* [Your instructions]
Go through each line of the records below and count those with the word "this". Give only the count.

* BEGIN *

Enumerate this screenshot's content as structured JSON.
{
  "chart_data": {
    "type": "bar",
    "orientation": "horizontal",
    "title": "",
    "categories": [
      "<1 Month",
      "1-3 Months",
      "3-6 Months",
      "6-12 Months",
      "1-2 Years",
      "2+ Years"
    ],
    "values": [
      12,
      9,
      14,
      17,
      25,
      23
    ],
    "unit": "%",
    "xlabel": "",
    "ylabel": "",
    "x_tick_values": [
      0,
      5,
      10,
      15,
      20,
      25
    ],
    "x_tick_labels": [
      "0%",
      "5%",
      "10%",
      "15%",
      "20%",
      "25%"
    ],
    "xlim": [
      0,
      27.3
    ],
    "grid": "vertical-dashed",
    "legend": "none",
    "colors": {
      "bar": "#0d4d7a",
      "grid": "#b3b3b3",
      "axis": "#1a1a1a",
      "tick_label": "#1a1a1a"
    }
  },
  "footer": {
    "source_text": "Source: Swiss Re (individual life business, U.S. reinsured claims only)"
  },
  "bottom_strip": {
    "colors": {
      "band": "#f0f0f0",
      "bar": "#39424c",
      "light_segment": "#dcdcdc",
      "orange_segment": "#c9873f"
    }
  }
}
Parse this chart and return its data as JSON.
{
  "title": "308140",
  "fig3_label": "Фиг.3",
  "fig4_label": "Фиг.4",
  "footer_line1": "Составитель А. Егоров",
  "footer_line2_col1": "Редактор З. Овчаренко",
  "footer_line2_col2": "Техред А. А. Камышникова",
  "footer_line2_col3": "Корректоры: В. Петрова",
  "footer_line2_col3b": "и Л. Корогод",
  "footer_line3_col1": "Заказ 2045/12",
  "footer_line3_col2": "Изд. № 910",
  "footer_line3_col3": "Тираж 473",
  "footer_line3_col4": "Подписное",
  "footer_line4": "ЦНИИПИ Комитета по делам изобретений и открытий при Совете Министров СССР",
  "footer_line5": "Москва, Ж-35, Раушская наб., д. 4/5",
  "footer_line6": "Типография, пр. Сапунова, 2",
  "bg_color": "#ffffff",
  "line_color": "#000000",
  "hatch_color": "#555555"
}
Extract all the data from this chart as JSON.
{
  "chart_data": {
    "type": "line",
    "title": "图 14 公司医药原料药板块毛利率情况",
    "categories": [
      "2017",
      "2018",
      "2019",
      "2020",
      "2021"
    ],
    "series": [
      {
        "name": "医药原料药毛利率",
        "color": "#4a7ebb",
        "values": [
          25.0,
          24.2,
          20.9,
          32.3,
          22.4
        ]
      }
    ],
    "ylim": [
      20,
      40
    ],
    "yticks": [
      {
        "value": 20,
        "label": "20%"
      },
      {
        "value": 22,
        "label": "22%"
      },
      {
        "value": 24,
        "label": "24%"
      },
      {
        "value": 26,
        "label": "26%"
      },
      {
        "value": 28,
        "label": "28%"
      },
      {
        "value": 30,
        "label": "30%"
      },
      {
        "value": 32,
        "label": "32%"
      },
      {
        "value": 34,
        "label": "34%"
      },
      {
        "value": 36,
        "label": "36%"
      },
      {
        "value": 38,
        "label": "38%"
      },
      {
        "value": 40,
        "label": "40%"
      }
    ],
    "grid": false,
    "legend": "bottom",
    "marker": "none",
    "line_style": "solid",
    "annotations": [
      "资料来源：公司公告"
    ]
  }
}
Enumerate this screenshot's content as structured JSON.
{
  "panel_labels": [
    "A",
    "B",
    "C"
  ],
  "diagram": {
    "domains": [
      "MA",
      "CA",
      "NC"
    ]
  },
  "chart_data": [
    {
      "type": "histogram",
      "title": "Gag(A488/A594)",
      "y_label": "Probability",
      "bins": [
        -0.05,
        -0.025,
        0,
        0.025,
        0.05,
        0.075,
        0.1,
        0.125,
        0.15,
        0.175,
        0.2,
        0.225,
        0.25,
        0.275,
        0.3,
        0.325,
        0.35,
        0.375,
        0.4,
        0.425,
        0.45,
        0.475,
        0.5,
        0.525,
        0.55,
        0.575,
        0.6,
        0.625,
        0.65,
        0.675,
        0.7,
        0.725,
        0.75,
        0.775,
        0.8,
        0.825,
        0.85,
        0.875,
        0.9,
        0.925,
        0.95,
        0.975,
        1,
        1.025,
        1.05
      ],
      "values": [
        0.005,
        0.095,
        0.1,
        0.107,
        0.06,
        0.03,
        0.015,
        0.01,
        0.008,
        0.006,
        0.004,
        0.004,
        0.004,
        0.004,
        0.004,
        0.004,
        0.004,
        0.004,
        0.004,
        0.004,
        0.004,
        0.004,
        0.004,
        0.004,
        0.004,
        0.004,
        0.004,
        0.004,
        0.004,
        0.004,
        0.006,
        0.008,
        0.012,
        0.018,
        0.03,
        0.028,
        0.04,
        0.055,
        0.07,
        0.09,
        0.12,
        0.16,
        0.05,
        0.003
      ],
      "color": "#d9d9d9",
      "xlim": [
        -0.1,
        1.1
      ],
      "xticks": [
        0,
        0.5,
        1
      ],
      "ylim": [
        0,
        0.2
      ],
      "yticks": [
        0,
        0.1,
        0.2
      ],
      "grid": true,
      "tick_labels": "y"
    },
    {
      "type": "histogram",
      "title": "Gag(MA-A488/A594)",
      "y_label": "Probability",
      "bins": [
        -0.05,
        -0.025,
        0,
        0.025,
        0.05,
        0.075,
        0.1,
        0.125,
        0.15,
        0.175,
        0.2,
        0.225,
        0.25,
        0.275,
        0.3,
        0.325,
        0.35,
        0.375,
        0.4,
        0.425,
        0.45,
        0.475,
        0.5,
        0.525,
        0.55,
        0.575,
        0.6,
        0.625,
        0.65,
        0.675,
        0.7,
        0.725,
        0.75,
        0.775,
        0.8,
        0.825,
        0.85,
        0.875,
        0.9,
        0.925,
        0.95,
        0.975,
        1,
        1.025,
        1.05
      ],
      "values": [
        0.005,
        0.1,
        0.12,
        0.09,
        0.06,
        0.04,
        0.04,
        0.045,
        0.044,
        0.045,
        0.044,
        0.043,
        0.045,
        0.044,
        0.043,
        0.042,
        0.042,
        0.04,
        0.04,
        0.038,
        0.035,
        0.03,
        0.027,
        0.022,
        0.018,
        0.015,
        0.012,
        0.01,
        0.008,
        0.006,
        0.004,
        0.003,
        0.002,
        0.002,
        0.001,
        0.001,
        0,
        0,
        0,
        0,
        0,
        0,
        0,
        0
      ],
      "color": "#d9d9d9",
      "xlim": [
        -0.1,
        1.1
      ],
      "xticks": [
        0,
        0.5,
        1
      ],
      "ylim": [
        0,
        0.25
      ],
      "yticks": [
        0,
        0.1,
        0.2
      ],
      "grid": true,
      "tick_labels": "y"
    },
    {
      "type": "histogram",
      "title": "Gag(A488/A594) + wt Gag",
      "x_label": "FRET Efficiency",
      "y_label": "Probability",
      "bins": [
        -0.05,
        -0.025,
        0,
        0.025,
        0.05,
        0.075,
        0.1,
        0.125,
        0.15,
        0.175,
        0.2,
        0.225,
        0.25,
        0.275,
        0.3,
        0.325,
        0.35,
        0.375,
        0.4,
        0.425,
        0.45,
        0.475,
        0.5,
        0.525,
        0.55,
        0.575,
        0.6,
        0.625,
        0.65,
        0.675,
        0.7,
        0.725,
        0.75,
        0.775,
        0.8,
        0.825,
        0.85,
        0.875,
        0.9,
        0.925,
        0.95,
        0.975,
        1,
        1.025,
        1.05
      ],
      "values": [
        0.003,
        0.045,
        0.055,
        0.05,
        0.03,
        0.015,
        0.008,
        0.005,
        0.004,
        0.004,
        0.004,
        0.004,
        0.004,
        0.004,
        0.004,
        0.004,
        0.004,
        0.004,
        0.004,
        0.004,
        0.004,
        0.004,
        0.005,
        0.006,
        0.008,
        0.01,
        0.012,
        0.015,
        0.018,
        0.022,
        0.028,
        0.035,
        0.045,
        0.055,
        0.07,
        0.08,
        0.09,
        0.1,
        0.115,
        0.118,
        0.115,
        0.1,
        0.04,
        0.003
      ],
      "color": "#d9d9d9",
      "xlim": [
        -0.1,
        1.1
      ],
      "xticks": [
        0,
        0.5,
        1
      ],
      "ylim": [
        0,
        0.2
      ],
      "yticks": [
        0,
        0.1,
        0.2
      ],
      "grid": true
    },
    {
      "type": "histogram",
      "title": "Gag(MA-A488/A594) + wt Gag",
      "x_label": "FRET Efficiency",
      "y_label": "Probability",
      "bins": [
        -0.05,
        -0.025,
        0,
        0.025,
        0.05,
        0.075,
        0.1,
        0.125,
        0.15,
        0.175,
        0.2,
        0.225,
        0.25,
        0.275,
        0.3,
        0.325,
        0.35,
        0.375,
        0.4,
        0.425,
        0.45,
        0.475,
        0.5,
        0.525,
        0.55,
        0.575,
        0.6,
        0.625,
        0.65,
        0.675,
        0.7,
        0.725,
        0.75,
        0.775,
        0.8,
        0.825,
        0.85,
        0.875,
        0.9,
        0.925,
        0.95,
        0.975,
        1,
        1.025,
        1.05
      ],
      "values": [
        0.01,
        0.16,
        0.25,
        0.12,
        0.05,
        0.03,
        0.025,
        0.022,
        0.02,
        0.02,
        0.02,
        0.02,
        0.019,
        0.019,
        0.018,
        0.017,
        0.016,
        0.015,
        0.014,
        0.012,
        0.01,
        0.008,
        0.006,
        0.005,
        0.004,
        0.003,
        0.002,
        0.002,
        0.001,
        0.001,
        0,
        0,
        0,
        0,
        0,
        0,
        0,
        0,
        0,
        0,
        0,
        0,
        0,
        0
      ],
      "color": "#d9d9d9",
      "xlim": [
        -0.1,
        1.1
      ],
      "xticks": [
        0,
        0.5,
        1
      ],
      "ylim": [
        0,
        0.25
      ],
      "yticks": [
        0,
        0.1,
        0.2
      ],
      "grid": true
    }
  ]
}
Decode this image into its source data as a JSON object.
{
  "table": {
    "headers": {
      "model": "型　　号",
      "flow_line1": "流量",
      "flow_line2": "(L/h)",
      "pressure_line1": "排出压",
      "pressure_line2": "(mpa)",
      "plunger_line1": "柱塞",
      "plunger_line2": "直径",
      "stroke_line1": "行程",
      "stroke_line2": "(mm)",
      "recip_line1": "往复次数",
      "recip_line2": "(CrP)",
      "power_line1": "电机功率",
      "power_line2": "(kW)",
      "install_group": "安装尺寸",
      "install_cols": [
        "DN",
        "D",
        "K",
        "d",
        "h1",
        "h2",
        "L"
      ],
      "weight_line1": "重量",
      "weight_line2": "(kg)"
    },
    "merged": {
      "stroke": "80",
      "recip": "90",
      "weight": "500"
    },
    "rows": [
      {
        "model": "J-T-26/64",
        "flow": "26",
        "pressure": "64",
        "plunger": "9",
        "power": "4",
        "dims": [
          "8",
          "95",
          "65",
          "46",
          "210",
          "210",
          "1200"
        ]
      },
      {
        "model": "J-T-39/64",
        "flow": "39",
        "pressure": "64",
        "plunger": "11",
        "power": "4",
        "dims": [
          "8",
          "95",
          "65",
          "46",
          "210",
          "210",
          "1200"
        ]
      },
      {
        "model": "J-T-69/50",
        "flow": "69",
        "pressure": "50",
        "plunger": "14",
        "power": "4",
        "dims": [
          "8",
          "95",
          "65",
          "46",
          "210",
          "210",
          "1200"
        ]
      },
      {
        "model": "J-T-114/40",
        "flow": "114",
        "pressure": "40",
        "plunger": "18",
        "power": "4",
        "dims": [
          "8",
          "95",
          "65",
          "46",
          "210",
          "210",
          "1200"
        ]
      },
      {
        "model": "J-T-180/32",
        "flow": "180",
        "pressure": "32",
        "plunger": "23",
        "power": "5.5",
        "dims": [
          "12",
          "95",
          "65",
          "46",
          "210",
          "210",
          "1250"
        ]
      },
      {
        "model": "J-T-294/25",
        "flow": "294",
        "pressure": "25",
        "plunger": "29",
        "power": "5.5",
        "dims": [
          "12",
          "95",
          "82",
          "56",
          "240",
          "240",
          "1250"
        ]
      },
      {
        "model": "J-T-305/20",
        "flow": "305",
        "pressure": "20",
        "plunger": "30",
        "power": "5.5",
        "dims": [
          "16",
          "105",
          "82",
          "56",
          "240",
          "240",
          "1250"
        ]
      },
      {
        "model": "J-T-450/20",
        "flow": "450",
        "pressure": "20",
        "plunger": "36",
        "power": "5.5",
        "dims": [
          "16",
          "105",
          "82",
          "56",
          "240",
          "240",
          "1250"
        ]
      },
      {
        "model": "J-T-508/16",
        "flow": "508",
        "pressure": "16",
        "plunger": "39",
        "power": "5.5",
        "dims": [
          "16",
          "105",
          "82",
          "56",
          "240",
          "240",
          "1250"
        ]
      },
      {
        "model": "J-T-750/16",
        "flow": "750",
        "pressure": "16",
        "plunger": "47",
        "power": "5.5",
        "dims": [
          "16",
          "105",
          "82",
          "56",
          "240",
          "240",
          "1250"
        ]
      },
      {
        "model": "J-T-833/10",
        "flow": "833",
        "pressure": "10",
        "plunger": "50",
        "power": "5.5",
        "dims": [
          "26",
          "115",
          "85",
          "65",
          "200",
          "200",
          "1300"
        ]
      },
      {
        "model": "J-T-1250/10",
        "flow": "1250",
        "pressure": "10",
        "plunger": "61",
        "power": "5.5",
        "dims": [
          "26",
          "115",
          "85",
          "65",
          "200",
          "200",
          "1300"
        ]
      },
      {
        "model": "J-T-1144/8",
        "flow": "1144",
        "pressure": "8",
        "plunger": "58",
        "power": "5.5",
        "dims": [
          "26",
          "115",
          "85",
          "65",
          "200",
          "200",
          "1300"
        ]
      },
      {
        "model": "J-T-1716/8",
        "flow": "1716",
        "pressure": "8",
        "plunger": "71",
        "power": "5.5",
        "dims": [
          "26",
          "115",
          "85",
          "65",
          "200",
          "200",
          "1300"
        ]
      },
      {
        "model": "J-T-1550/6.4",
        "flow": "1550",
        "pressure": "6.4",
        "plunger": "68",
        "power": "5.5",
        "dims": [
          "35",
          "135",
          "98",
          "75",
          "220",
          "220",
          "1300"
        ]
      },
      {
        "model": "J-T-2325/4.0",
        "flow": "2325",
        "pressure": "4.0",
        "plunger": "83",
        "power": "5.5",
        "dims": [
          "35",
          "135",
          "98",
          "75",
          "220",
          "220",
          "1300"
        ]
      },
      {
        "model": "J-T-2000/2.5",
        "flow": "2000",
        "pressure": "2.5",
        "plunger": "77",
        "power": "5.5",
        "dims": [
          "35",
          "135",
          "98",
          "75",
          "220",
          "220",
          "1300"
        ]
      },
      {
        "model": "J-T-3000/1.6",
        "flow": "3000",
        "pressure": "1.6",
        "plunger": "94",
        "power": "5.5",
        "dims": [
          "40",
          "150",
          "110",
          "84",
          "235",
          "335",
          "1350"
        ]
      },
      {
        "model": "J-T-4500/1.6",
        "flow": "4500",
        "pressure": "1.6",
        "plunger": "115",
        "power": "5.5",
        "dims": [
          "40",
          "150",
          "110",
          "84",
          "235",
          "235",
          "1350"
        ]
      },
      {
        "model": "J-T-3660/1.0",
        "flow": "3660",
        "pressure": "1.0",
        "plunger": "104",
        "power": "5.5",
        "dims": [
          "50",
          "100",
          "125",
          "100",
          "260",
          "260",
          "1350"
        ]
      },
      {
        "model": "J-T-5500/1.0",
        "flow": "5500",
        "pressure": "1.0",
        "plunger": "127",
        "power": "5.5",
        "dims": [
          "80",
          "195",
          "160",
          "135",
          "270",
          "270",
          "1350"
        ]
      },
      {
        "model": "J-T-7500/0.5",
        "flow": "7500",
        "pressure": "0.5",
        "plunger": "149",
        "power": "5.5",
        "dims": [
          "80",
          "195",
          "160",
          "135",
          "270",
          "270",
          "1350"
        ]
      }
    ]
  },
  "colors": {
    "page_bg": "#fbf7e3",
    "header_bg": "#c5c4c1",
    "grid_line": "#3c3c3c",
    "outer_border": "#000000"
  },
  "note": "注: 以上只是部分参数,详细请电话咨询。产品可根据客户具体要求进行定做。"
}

* END *

* [Full response]
5